Problem details: Every line that includes the word "arrow" is to be listed.

Stored data

•••

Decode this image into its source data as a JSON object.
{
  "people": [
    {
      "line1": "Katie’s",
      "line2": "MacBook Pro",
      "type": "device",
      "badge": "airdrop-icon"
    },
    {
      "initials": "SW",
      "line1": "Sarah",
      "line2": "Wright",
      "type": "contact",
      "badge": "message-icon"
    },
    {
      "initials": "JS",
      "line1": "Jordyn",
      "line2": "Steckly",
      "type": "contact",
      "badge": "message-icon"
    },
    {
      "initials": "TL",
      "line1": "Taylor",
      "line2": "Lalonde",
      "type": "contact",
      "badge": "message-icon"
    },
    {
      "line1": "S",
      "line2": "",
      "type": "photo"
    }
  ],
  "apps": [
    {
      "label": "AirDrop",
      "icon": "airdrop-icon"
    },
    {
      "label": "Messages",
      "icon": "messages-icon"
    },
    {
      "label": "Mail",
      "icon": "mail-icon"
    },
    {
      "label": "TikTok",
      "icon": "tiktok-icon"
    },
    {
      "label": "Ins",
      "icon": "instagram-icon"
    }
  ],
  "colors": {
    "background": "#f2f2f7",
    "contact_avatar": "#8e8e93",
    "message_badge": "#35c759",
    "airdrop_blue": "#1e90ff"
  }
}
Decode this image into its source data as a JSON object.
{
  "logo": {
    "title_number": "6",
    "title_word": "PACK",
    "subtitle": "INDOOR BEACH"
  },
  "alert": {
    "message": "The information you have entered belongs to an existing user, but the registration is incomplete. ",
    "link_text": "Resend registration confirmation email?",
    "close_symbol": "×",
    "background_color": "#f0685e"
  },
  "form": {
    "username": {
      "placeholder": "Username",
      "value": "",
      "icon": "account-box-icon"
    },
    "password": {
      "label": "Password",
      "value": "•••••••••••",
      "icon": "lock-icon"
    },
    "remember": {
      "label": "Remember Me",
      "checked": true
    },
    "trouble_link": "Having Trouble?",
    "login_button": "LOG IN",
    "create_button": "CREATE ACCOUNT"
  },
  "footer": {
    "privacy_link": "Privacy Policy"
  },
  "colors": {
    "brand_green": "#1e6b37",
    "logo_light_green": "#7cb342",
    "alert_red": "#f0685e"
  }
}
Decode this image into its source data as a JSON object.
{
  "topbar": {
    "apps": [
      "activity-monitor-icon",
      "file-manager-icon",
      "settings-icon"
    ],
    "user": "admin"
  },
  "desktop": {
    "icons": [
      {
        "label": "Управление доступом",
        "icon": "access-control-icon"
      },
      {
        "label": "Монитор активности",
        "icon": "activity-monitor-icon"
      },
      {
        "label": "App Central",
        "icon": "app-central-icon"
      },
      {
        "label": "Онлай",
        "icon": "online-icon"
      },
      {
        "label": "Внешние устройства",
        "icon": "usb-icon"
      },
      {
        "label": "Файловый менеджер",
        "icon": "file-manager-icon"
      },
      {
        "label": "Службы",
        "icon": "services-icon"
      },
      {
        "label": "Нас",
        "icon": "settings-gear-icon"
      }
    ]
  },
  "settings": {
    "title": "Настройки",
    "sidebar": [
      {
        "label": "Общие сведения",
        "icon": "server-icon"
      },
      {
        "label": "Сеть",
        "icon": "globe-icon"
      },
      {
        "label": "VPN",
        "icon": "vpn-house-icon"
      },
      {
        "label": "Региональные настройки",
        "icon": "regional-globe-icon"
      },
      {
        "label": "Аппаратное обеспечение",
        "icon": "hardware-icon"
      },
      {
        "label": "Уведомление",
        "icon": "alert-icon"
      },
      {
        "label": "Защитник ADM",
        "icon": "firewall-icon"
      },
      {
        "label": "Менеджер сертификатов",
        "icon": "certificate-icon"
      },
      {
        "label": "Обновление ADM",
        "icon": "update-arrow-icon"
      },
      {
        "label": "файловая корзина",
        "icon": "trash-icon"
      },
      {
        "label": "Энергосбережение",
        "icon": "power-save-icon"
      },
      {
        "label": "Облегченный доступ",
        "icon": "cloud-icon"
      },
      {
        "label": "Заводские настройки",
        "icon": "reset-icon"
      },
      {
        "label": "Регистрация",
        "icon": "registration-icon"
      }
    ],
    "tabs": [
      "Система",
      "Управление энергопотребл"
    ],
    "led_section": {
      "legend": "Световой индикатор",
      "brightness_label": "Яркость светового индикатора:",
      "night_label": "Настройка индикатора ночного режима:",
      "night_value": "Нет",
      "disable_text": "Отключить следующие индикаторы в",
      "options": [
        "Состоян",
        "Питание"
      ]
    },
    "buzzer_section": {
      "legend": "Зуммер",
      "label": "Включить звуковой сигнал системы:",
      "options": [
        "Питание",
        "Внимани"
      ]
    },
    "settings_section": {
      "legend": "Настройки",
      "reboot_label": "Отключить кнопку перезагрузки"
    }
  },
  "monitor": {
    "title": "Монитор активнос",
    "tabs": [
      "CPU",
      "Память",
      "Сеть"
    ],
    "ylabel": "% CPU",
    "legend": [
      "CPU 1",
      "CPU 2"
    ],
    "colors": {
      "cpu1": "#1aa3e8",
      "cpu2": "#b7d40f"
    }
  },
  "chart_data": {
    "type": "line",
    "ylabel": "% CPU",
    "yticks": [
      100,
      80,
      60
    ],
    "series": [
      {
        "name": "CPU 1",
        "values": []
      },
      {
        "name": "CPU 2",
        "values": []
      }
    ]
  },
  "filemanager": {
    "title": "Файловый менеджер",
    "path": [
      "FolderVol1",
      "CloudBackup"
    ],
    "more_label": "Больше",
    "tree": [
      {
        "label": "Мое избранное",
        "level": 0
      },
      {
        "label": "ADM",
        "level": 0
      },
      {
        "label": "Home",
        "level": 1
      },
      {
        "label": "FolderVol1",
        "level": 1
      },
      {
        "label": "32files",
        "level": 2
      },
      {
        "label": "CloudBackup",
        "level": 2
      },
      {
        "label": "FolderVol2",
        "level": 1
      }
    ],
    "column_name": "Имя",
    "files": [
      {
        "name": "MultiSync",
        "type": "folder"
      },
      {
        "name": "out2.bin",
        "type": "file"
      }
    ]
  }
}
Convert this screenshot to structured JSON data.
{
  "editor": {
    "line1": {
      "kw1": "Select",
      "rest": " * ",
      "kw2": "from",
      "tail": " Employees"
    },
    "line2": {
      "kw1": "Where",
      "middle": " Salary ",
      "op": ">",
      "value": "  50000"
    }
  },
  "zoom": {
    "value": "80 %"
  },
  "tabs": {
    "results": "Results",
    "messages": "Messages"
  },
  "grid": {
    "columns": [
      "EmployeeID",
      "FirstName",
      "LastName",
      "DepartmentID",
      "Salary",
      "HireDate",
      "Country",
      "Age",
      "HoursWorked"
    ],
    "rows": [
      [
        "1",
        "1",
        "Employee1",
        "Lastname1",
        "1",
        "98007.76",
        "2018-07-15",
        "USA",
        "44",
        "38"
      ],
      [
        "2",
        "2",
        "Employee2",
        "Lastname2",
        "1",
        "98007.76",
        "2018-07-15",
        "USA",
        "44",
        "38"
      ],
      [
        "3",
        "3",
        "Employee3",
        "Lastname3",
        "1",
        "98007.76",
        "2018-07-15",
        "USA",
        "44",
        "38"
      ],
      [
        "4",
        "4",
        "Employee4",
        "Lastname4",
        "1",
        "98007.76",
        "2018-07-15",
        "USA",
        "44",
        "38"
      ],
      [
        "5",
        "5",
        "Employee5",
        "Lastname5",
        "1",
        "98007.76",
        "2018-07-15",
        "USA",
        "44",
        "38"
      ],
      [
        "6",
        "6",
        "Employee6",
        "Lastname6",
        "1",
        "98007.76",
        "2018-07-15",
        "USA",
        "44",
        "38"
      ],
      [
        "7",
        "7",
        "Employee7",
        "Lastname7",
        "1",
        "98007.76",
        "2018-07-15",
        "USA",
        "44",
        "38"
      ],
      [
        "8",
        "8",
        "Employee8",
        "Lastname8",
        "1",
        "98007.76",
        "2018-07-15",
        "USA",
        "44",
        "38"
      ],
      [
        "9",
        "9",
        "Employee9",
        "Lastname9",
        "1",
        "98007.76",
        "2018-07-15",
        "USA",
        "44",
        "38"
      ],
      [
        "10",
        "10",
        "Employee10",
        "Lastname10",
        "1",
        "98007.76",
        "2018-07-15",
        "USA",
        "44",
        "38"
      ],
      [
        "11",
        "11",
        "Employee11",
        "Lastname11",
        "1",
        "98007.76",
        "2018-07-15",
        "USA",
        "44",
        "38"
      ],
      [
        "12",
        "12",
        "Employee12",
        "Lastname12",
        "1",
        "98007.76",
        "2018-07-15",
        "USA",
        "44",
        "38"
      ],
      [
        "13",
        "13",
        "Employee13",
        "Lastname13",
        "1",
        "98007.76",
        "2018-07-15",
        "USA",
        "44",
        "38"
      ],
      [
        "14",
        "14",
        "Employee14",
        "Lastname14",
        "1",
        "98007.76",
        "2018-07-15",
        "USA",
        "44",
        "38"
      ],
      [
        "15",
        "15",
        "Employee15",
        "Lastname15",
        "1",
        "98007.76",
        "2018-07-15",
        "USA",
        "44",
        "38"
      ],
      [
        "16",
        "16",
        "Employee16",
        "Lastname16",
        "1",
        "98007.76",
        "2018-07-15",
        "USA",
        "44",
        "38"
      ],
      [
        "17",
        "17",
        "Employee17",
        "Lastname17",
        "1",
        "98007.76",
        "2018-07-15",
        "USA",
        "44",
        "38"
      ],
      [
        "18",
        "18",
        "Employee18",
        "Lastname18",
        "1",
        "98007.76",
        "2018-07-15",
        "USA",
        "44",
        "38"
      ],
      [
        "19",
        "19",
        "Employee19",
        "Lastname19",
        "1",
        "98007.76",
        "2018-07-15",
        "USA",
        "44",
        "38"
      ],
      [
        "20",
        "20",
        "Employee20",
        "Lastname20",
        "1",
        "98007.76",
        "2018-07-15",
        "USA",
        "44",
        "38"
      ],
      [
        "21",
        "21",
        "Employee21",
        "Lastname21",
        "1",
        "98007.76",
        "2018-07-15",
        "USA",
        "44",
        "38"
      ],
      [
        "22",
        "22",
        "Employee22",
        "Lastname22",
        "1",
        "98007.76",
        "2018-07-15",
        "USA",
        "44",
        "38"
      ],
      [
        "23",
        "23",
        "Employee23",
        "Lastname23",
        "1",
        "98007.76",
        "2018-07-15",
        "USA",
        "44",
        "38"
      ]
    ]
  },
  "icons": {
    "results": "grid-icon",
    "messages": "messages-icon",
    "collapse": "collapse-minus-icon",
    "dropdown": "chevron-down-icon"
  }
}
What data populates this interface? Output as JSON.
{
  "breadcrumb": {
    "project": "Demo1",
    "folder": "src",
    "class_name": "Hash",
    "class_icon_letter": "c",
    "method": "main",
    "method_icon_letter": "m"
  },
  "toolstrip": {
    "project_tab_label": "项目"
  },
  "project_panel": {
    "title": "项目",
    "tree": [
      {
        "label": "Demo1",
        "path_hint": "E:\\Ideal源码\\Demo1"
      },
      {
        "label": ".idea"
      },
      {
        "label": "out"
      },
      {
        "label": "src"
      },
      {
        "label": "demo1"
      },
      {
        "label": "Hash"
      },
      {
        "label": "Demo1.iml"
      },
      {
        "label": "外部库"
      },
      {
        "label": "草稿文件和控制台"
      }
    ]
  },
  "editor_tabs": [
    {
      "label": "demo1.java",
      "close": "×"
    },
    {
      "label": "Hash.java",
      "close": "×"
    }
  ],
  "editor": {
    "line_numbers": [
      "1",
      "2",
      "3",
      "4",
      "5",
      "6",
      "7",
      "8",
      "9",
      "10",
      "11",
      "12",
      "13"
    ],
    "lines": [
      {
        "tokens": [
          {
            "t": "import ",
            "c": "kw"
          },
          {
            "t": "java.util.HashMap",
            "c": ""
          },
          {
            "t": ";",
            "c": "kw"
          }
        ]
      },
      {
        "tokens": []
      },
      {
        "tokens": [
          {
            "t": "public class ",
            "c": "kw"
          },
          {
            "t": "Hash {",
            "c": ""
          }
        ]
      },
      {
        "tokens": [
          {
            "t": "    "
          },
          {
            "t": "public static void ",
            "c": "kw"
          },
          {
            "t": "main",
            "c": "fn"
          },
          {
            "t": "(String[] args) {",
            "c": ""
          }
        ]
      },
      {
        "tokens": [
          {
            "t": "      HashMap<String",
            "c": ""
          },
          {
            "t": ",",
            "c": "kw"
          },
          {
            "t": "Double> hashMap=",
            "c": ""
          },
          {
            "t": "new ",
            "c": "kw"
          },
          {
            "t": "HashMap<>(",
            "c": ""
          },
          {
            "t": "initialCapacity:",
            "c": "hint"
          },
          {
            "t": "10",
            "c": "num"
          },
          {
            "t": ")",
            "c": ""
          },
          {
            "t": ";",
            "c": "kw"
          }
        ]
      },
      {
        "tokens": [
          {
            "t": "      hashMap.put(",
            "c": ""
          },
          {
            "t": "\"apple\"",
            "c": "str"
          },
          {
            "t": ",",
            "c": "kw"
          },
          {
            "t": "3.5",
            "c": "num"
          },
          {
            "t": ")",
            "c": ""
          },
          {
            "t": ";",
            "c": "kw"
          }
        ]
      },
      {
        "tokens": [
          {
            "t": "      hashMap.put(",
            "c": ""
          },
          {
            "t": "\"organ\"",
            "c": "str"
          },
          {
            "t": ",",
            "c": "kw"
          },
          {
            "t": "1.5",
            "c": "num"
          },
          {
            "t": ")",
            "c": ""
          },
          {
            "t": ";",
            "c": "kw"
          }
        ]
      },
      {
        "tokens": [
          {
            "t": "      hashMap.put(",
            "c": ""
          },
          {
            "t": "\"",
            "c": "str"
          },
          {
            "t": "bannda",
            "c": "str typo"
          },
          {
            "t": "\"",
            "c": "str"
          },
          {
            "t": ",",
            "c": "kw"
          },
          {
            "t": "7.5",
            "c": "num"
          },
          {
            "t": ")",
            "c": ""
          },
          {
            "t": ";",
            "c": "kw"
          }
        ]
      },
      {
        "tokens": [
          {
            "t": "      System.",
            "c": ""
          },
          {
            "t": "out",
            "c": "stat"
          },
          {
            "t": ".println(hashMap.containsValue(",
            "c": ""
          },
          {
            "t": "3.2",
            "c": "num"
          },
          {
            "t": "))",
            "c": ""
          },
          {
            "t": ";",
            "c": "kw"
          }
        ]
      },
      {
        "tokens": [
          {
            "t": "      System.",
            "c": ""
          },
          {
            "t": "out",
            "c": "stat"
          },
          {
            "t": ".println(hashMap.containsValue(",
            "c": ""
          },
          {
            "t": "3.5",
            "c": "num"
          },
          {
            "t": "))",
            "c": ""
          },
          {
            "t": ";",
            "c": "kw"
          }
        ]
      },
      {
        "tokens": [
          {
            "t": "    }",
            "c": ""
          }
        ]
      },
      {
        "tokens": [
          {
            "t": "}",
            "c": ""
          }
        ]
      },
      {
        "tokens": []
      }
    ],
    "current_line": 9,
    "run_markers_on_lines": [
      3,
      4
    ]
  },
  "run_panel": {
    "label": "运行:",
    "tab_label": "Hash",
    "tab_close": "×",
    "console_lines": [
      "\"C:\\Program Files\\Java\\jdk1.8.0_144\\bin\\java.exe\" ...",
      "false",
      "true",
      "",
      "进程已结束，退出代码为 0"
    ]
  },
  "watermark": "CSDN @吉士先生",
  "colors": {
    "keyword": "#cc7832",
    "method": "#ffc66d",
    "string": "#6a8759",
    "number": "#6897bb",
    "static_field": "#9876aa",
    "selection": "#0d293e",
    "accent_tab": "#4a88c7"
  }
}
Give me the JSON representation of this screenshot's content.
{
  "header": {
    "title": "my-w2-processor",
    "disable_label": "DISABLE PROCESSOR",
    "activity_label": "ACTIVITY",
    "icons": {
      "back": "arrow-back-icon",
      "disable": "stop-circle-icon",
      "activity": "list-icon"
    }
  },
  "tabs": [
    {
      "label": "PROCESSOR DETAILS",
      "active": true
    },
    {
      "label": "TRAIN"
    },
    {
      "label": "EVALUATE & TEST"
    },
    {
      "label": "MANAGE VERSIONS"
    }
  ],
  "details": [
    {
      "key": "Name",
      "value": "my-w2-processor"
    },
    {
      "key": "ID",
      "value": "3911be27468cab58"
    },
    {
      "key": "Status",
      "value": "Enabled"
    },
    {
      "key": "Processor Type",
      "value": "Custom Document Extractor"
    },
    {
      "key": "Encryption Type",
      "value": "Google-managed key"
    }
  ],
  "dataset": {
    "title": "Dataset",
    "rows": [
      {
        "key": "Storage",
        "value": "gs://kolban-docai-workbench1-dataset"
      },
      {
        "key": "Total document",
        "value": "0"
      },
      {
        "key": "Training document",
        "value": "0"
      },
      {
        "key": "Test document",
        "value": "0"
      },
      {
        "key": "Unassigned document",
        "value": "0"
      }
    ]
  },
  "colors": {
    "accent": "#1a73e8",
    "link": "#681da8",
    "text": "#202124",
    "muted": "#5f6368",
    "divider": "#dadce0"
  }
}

•••

Exercise response:
        "icon": "update-arrow-icon"
      "back": "arrow-back-icon",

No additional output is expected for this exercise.